_Exercise aim_
Find the number of lines containing the string "Delayed" in the data. Answer with the number by itself.

------------------------------------------------

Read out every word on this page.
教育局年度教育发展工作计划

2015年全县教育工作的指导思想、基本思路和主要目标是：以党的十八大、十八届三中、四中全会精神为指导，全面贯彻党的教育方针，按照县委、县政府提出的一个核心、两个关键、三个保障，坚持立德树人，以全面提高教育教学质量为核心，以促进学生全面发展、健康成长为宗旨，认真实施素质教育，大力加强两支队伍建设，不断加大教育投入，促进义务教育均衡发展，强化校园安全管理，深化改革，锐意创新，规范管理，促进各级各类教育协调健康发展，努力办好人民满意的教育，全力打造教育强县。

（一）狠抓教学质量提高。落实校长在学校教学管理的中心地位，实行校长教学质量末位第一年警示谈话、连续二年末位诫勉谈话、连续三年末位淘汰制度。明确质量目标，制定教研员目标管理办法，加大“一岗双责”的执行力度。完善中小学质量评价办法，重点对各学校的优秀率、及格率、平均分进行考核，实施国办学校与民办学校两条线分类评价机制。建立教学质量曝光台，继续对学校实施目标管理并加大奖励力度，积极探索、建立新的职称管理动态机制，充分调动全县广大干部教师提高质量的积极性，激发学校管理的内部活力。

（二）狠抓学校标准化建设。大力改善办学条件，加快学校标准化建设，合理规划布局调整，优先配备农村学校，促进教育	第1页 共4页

------------------------------------------------

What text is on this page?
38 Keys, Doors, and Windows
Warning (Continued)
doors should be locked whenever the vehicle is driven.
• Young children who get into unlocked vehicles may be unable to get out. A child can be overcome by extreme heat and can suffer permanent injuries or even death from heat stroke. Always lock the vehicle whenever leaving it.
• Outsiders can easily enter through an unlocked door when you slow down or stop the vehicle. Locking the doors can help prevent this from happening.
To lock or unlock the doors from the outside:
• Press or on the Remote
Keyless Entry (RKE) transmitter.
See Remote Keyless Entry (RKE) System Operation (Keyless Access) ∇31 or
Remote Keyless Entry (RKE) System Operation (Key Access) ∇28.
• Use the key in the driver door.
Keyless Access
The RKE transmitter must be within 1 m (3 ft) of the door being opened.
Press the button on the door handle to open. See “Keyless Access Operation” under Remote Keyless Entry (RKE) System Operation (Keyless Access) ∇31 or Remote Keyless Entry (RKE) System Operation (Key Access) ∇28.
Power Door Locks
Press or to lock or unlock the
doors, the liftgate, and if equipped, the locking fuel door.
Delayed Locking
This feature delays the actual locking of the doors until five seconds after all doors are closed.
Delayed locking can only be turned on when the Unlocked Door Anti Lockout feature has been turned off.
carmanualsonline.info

------------------------------------------------

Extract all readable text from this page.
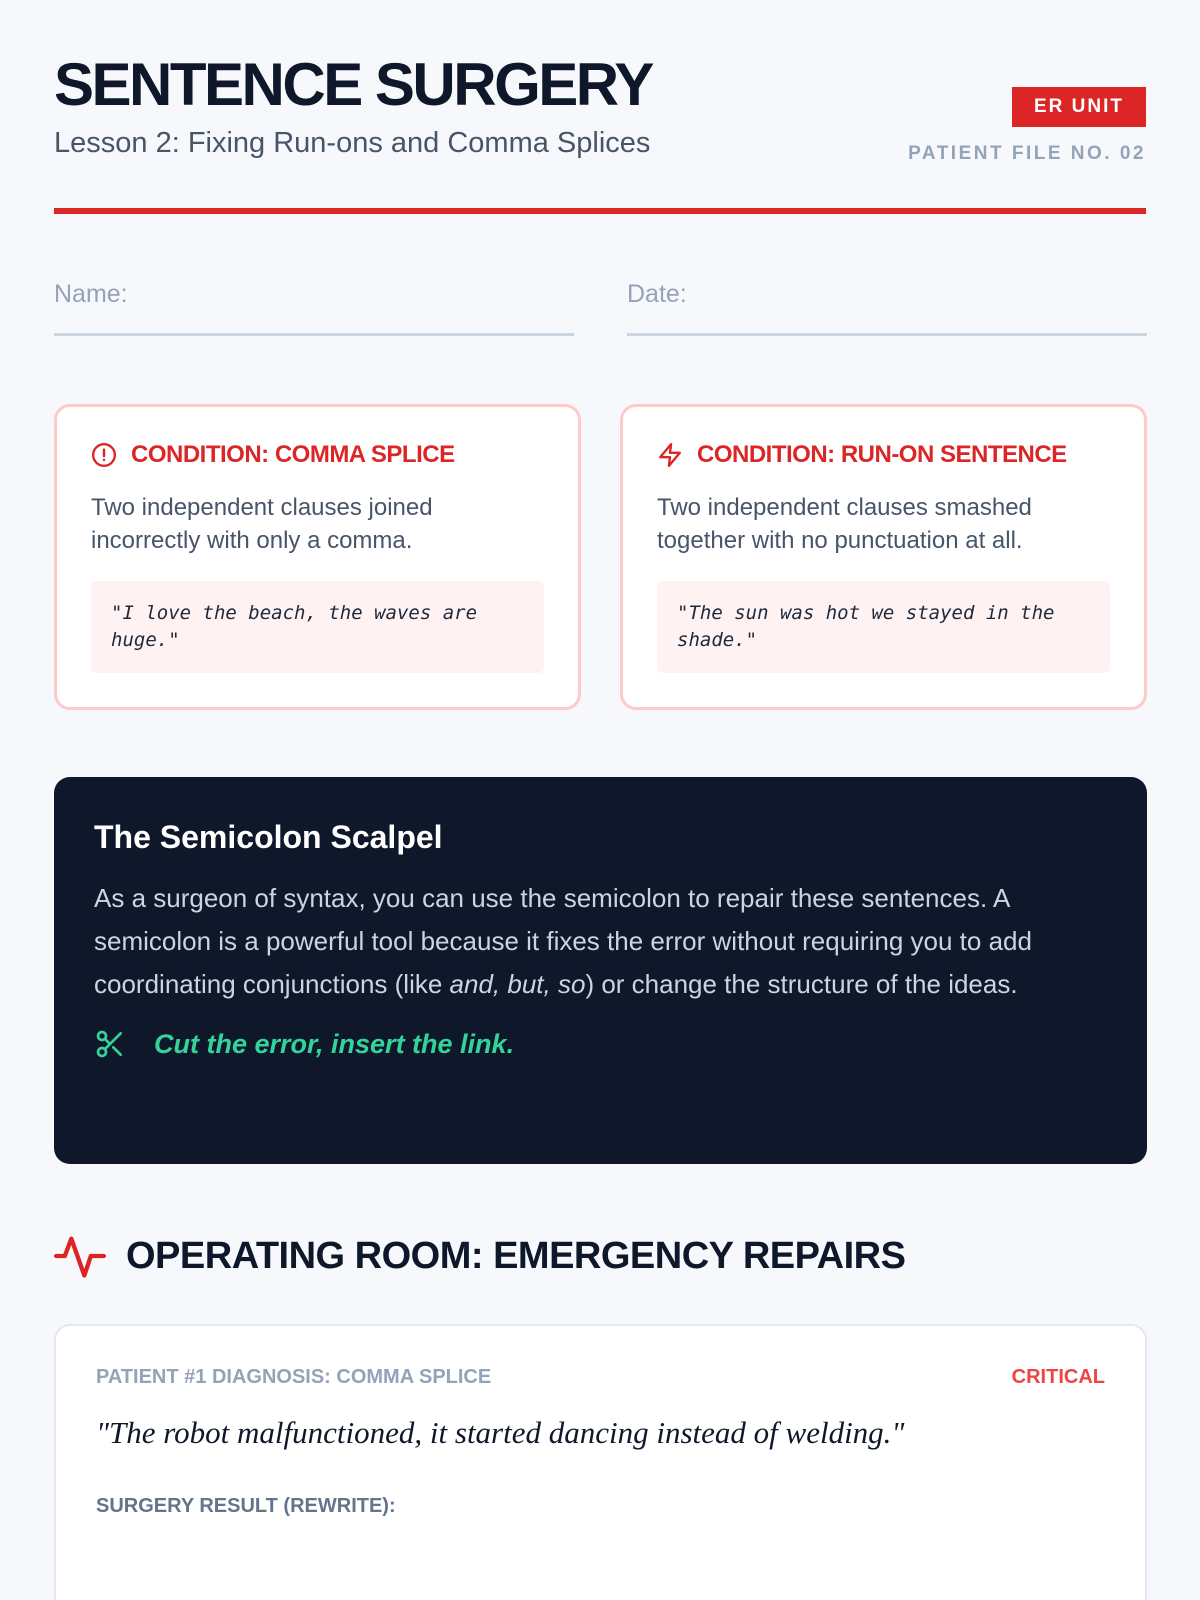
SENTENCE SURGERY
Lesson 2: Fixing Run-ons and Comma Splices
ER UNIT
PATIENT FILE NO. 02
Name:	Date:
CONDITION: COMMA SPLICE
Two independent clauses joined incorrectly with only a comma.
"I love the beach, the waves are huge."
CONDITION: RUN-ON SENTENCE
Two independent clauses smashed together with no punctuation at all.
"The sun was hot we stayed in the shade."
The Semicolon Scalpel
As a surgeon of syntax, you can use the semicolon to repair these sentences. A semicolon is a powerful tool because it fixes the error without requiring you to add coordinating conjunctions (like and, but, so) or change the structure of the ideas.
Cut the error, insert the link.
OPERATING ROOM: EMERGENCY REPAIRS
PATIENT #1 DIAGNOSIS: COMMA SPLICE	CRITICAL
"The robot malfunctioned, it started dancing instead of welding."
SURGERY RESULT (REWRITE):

------------------------------------------------

_Right answer_
2